Objective> Word for word, transcribe the lines below and drop the pictures.

Figure content listings>
--- start ---
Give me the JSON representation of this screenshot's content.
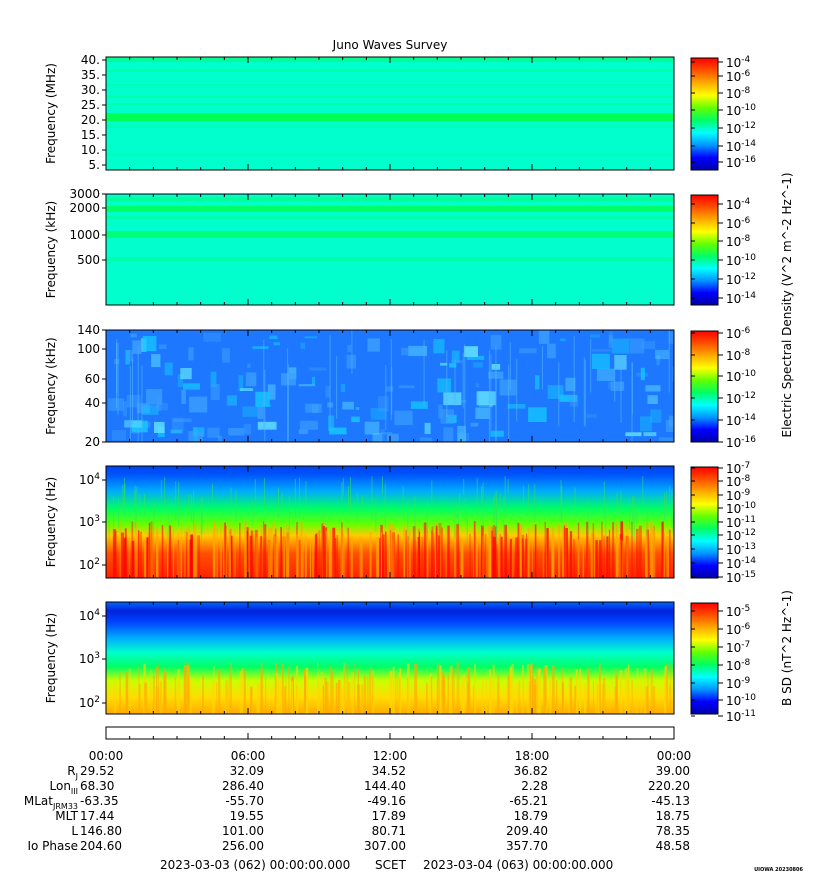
{
  "title": "Juno Waves Survey",
  "panels": [
    {
      "ylabel": "Frequency (MHz)",
      "yticks": [
        "40.",
        "35.",
        "30.",
        "25.",
        "20.",
        "15.",
        "10.",
        "5."
      ],
      "cbar_ticks": [
        "10^-4",
        "10^-6",
        "10^-8",
        "10^-10",
        "10^-12",
        "10^-14",
        "10^-16"
      ]
    },
    {
      "ylabel": "Frequency (kHz)",
      "yticks": [
        "3000",
        "2000",
        "1000",
        "500"
      ],
      "cbar_ticks": [
        "10^-4",
        "10^-6",
        "10^-8",
        "10^-10",
        "10^-12",
        "10^-14"
      ]
    },
    {
      "ylabel": "Frequency (kHz)",
      "yticks": [
        "140",
        "100",
        "60",
        "40",
        "20"
      ],
      "cbar_ticks": [
        "10^-6",
        "10^-8",
        "10^-10",
        "10^-12",
        "10^-14",
        "10^-16"
      ]
    },
    {
      "ylabel": "Frequency (Hz)",
      "yticks": [
        "10^4",
        "10^3",
        "10^2"
      ],
      "cbar_ticks": [
        "10^-7",
        "10^-8",
        "10^-9",
        "10^-10",
        "10^-11",
        "10^-12",
        "10^-13",
        "10^-14",
        "10^-15"
      ]
    },
    {
      "ylabel": "Frequency (Hz)",
      "yticks": [
        "10^4",
        "10^3",
        "10^2"
      ],
      "cbar_ticks": [
        "10^-5",
        "10^-6",
        "10^-7",
        "10^-8",
        "10^-9",
        "10^-10",
        "10^-11"
      ]
    }
  ],
  "colorbar_labels": {
    "electric": "Electric Spectral Density (V^2 m^-2 Hz^-1)",
    "magnetic": "B SD (nT^2 Hz^-1)"
  },
  "colors": [
    "#0000aa",
    "#0000ff",
    "#0096ff",
    "#00ffff",
    "#00ff64",
    "#64ff00",
    "#ffff00",
    "#ffaa00",
    "#ff5000",
    "#ff0000"
  ],
  "x_axis": {
    "times": [
      "00:00",
      "06:00",
      "12:00",
      "18:00",
      "00:00"
    ],
    "rows": [
      {
        "label": "R_J",
        "values": [
          "29.52",
          "32.09",
          "34.52",
          "36.82",
          "39.00"
        ]
      },
      {
        "label": "Lon_III",
        "values": [
          "68.30",
          "286.40",
          "144.40",
          "2.28",
          "220.20"
        ]
      },
      {
        "label": "MLat_JRM33",
        "values": [
          "-63.35",
          "-55.70",
          "-49.16",
          "-65.21",
          "-45.13"
        ]
      },
      {
        "label": "MLT",
        "values": [
          "17.44",
          "19.55",
          "17.89",
          "18.79",
          "18.75"
        ]
      },
      {
        "label": "L",
        "values": [
          "146.80",
          "101.00",
          "80.71",
          "209.40",
          "78.35"
        ]
      },
      {
        "label": "Io Phase",
        "values": [
          "204.60",
          "256.00",
          "307.00",
          "357.70",
          "48.58"
        ]
      }
    ]
  },
  "footer": {
    "start": "2023-03-03 (062) 00:00:00.000",
    "scet": "SCET",
    "end": "2023-03-04 (063) 00:00:00.000"
  },
  "watermark": "UIOWA 20230806",
  "chart_data": {
    "type": "heatmap",
    "title": "Juno Waves Survey",
    "time_range": [
      "2023-03-03 00:00",
      "2023-03-04 00:00"
    ],
    "panels": [
      {
        "quantity": "electric",
        "ylabel": "Frequency (MHz)",
        "yrange": [
          3.5,
          41
        ],
        "scale": "linear",
        "clim": [
          1e-16,
          0.0001
        ],
        "description_values": {
          "background_level": 1e-12,
          "band_20MHz_level": 1e-11
        }
      },
      {
        "quantity": "electric",
        "ylabel": "Frequency (kHz)",
        "yrange": [
          140,
          3000
        ],
        "scale": "log",
        "clim": [
          1e-14,
          0.0001
        ],
        "description_values": {
          "background_level": 1e-11
        }
      },
      {
        "quantity": "electric",
        "ylabel": "Frequency (kHz)",
        "yrange": [
          20,
          140
        ],
        "scale": "log",
        "clim": [
          1e-16,
          1e-06
        ],
        "description_values": {
          "background_level": 1e-14
        }
      },
      {
        "quantity": "electric",
        "ylabel": "Frequency (Hz)",
        "yrange": [
          50,
          20000
        ],
        "scale": "log",
        "clim": [
          1e-15,
          1e-07
        ],
        "description_values": {
          "low_freq_level": 1e-08,
          "high_freq_level": 1e-13
        }
      },
      {
        "quantity": "magnetic",
        "ylabel": "Frequency (Hz)",
        "yrange": [
          50,
          20000
        ],
        "scale": "log",
        "clim": [
          1e-11,
          1e-05
        ],
        "description_values": {
          "low_freq_level": 1e-07,
          "high_freq_level": 1e-10
        }
      }
    ]
  }
}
--- end ---
Task result>
Give me the JSON representation of this screenshot's content.
{
  "title": "Juno Waves Survey",
  "panels": [
    {
      "ylabel": "Frequency (MHz)",
      "yticks": [
        "40.",
        "35.",
        "30.",
        "25.",
        "20.",
        "15.",
        "10.",
        "5."
      ],
      "cbar_ticks": [
        "10^-4",
        "10^-6",
        "10^-8",
        "10^-10",
        "10^-12",
        "10^-14",
        "10^-16"
      ]
    },
    {
      "ylabel": "Frequency (kHz)",
      "yticks": [
        "3000",
        "2000",
        "1000",
        "500"
      ],
      "cbar_ticks": [
        "10^-4",
        "10^-6",
        "10^-8",
        "10^-10",
        "10^-12",
        "10^-14"
      ]
    },
    {
      "ylabel": "Frequency (kHz)",
      "yticks": [
        "140",
        "100",
        "60",
        "40",
        "20"
      ],
      "cbar_ticks": [
        "10^-6",
        "10^-8",
        "10^-10",
        "10^-12",
        "10^-14",
        "10^-16"
      ]
    },
    {
      "ylabel": "Frequency (Hz)",
      "yticks": [
        "10^4",
        "10^3",
        "10^2"
      ],
      "cbar_ticks": [
        "10^-7",
        "10^-8",
        "10^-9",
        "10^-10",
        "10^-11",
        "10^-12",
        "10^-13",
        "10^-14",
        "10^-15"
      ]
    },
    {
      "ylabel": "Frequency (Hz)",
      "yticks": [
        "10^4",
        "10^3",
        "10^2"
      ],
      "cbar_ticks": [
        "10^-5",
        "10^-6",
        "10^-7",
        "10^-8",
        "10^-9",
        "10^-10",
        "10^-11"
      ]
    }
  ],
  "colorbar_labels": {
    "electric": "Electric Spectral Density (V^2 m^-2 Hz^-1)",
    "magnetic": "B SD (nT^2 Hz^-1)"
  },
  "colors": [
    "#0000aa",
    "#0000ff",
    "#0096ff",
    "#00ffff",
    "#00ff64",
    "#64ff00",
    "#ffff00",
    "#ffaa00",
    "#ff5000",
    "#ff0000"
  ],
  "x_axis": {
    "times": [
      "00:00",
      "06:00",
      "12:00",
      "18:00",
      "00:00"
    ],
    "rows": [
      {
        "label": "R_J",
        "values": [
          "29.52",
          "32.09",
          "34.52",
          "36.82",
          "39.00"
        ]
      },
      {
        "label": "Lon_III",
        "values": [
          "68.30",
          "286.40",
          "144.40",
          "2.28",
          "220.20"
        ]
      },
      {
        "label": "MLat_JRM33",
        "values": [
          "-63.35",
          "-55.70",
          "-49.16",
          "-65.21",
          "-45.13"
        ]
      },
      {
        "label": "MLT",
        "values": [
          "17.44",
          "19.55",
          "17.89",
          "18.79",
          "18.75"
        ]
      },
      {
        "label": "L",
        "values": [
          "146.80",
          "101.00",
          "80.71",
          "209.40",
          "78.35"
        ]
      },
      {
        "label": "Io Phase",
        "values": [
          "204.60",
          "256.00",
          "307.00",
          "357.70",
          "48.58"
        ]
      }
    ]
  },
  "footer": {
    "start": "2023-03-03 (062) 00:00:00.000",
    "scet": "SCET",
    "end": "2023-03-04 (063) 00:00:00.000"
  },
  "watermark": "UIOWA 20230806",
  "chart_data": {
    "type": "heatmap",
    "title": "Juno Waves Survey",
    "time_range": [
      "2023-03-03 00:00",
      "2023-03-04 00:00"
    ],
    "panels": [
      {
        "quantity": "electric",
        "ylabel": "Frequency (MHz)",
        "yrange": [
          3.5,
          41
        ],
        "scale": "linear",
        "clim": [
          1e-16,
          0.0001
        ],
        "description_values": {
          "background_level": 1e-12,
          "band_20MHz_level": 1e-11
        }
      },
      {
        "quantity": "electric",
        "ylabel": "Frequency (kHz)",
        "yrange": [
          140,
          3000
        ],
        "scale": "log",
        "clim": [
          1e-14,
          0.0001
        ],
        "description_values": {
          "background_level": 1e-11
        }
      },
      {
        "quantity": "electric",
        "ylabel": "Frequency (kHz)",
        "yrange": [
          20,
          140
        ],
        "scale": "log",
        "clim": [
          1e-16,
          1e-06
        ],
        "description_values": {
          "background_level": 1e-14
        }
      },
      {
        "quantity": "electric",
        "ylabel": "Frequency (Hz)",
        "yrange": [
          50,
          20000
        ],
        "scale": "log",
        "clim": [
          1e-15,
          1e-07
        ],
        "description_values": {
          "low_freq_level": 1e-08,
          "high_freq_level": 1e-13
        }
      },
      {
        "quantity": "magnetic",
        "ylabel": "Frequency (Hz)",
        "yrange": [
          50,
          20000
        ],
        "scale": "log",
        "clim": [
          1e-11,
          1e-05
        ],
        "description_values": {
          "low_freq_level": 1e-07,
          "high_freq_level": 1e-10
        }
      }
    ]
  }
}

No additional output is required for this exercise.